### What is needed
Each record is to be printed again precisely as it reads.

----------------------------------------

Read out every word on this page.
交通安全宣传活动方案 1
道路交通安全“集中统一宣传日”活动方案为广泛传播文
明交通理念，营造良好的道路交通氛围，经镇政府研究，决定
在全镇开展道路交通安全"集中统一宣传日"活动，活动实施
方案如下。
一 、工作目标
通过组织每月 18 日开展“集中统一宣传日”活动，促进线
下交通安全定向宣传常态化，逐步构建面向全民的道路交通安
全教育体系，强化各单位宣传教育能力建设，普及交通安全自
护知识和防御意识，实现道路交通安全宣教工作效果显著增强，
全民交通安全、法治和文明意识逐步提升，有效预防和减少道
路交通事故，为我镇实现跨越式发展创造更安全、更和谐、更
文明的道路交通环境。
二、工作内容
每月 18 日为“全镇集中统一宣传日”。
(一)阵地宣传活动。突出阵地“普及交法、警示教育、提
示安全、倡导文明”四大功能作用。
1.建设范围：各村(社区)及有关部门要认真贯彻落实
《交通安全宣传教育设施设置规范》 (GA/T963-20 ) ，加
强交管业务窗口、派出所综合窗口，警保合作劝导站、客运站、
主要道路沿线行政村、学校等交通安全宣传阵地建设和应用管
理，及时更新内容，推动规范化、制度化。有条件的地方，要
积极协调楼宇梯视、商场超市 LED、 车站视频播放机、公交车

----------------------------------------

### Solution
Read out every word on this page.
交通安全宣传活动方案 1
道路交通安全“集中统一宣传日”活动方案为广泛传播文
明交通理念，营造良好的道路交通氛围，经镇政府研究，决定
在全镇开展道路交通安全"集中统一宣传日"活动，活动实施
方案如下。
一 、工作目标
通过组织每月 18 日开展“集中统一宣传日”活动，促进线
下交通安全定向宣传常态化，逐步构建面向全民的道路交通安
全教育体系，强化各单位宣传教育能力建设，普及交通安全自
护知识和防御意识，实现道路交通安全宣教工作效果显著增强，
全民交通安全、法治和文明意识逐步提升，有效预防和减少道
路交通事故，为我镇实现跨越式发展创造更安全、更和谐、更
文明的道路交通环境。
二、工作内容
每月 18 日为“全镇集中统一宣传日”。
(一)阵地宣传活动。突出阵地“普及交法、警示教育、提
示安全、倡导文明”四大功能作用。
1.建设范围：各村(社区)及有关部门要认真贯彻落实
《交通安全宣传教育设施设置规范》 (GA/T963-20 ) ，加
强交管业务窗口、派出所综合窗口，警保合作劝导站、客运站、
主要道路沿线行政村、学校等交通安全宣传阵地建设和应用管
理，及时更新内容，推动规范化、制度化。有条件的地方，要
积极协调楼宇梯视、商场超市 LED、 车站视频播放机、公交车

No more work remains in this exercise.